Stored data:
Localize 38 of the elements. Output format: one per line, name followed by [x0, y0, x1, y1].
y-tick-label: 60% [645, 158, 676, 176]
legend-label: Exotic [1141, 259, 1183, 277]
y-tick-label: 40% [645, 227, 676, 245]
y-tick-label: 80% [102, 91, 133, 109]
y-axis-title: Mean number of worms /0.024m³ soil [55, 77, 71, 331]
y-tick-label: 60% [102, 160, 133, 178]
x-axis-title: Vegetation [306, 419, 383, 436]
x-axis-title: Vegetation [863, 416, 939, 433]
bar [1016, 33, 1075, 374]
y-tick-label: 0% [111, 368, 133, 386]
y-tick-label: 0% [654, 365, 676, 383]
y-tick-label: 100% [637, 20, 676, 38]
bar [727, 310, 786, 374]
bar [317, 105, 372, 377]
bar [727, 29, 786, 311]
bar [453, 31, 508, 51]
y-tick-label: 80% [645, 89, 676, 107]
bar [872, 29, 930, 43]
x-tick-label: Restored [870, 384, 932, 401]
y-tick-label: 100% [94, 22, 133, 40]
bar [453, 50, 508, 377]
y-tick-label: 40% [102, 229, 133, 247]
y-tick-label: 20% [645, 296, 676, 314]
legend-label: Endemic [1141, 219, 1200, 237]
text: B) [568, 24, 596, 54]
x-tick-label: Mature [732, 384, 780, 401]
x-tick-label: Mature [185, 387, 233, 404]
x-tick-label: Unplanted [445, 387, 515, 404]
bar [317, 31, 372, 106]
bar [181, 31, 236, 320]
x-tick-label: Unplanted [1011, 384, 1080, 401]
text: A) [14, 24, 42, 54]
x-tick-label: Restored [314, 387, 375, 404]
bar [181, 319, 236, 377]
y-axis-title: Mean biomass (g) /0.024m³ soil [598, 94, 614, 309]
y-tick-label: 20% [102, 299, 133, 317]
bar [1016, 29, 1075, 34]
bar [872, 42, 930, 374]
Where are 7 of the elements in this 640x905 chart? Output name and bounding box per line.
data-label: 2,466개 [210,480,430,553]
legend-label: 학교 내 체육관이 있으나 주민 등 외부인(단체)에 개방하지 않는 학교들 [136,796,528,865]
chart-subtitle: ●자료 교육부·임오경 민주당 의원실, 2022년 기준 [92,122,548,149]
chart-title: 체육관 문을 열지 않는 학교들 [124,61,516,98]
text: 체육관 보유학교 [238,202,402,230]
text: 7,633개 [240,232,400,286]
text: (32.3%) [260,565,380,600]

Set problem: Set down every line of the records above, unchanged.

Written reply:
Localize 38 of the elements. Output format: one per line, name followed by [x0, y0, x1, y1].
y-tick-label: 60% [645, 158, 676, 176]
legend-label: Exotic [1141, 259, 1183, 277]
y-tick-label: 40% [645, 227, 676, 245]
y-tick-label: 80% [102, 91, 133, 109]
y-axis-title: Mean number of worms /0.024m³ soil [55, 77, 71, 331]
y-tick-label: 60% [102, 160, 133, 178]
x-axis-title: Vegetation [306, 419, 383, 436]
x-axis-title: Vegetation [863, 416, 939, 433]
bar [1016, 33, 1075, 374]
y-tick-label: 0% [111, 368, 133, 386]
y-tick-label: 0% [654, 365, 676, 383]
y-tick-label: 100% [637, 20, 676, 38]
bar [727, 310, 786, 374]
bar [317, 105, 372, 377]
bar [727, 29, 786, 311]
bar [453, 31, 508, 51]
y-tick-label: 80% [645, 89, 676, 107]
bar [872, 29, 930, 43]
x-tick-label: Restored [870, 384, 932, 401]
y-tick-label: 100% [94, 22, 133, 40]
bar [453, 50, 508, 377]
y-tick-label: 40% [102, 229, 133, 247]
y-tick-label: 20% [645, 296, 676, 314]
legend-label: Endemic [1141, 219, 1200, 237]
text: B) [568, 24, 596, 54]
x-tick-label: Mature [732, 384, 780, 401]
x-tick-label: Mature [185, 387, 233, 404]
x-tick-label: Unplanted [445, 387, 515, 404]
bar [317, 31, 372, 106]
bar [181, 31, 236, 320]
x-tick-label: Unplanted [1011, 384, 1080, 401]
text: A) [14, 24, 42, 54]
x-tick-label: Restored [314, 387, 375, 404]
bar [181, 319, 236, 377]
y-axis-title: Mean biomass (g) /0.024m³ soil [598, 94, 614, 309]
y-tick-label: 20% [102, 299, 133, 317]
bar [1016, 29, 1075, 34]
bar [872, 42, 930, 374]
Where are 7 of the elements in this 640x905 chart? Output name and bounding box per line.
data-label: 2,466개 [210,480,430,553]
legend-label: 학교 내 체육관이 있으나 주민 등 외부인(단체)에 개방하지 않는 학교들 [136,796,528,865]
chart-subtitle: ●자료 교육부·임오경 민주당 의원실, 2022년 기준 [92,122,548,149]
chart-title: 체육관 문을 열지 않는 학교들 [124,61,516,98]
text: 체육관 보유학교 [238,202,402,230]
text: 7,633개 [240,232,400,286]
text: (32.3%) [260,565,380,600]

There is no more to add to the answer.